### What you should do
Track down each line that has the word "zborze" and copy it.

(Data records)
※
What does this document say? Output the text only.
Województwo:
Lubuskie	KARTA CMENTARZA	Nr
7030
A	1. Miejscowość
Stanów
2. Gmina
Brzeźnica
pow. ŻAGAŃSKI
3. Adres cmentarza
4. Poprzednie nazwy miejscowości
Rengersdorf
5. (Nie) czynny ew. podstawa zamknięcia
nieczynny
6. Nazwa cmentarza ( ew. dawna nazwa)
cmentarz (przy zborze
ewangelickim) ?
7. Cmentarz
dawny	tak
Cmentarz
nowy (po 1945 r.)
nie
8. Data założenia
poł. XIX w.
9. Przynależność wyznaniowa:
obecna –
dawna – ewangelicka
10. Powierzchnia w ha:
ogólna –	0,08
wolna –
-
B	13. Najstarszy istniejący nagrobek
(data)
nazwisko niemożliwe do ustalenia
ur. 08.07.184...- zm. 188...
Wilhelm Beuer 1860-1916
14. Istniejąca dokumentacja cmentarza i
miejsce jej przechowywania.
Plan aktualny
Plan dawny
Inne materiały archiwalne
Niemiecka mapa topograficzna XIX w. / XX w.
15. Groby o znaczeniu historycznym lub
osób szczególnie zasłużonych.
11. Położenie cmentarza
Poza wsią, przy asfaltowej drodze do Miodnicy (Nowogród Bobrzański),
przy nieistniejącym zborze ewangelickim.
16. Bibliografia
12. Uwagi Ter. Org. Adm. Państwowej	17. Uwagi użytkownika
※
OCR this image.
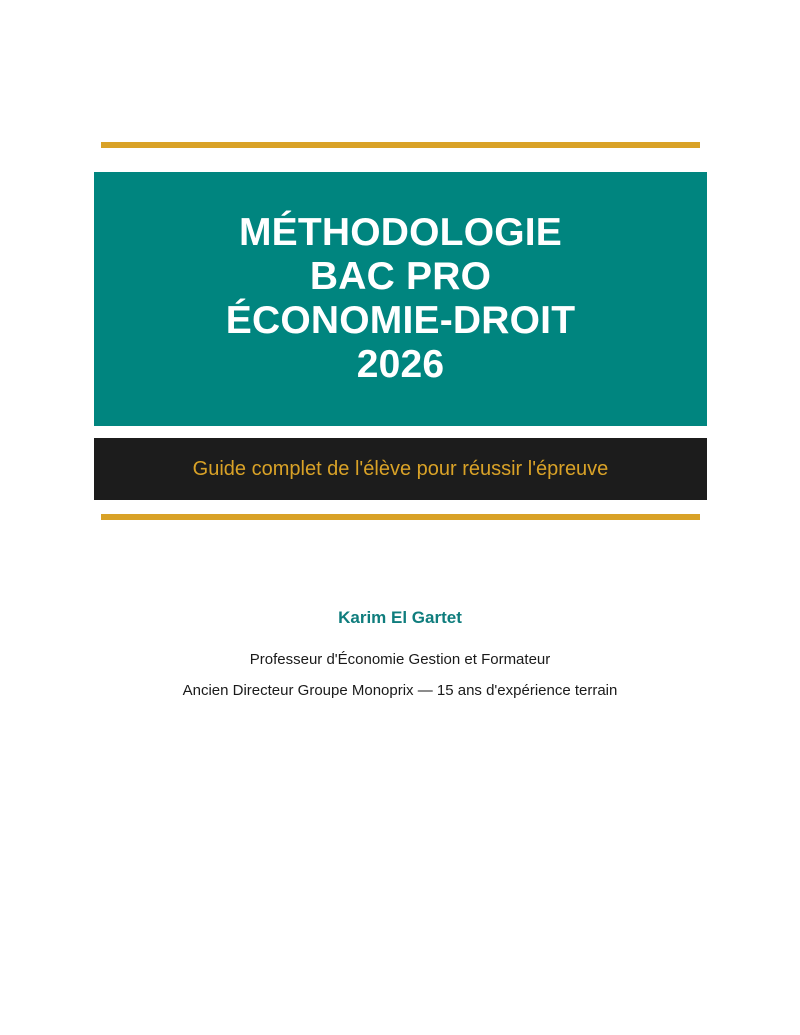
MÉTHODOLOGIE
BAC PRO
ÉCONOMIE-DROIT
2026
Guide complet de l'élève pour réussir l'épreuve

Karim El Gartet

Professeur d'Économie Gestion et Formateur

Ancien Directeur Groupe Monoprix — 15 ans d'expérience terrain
※
### Written response
cmentarz (przy zborze
przy nieistniejącym zborze ewangelickim.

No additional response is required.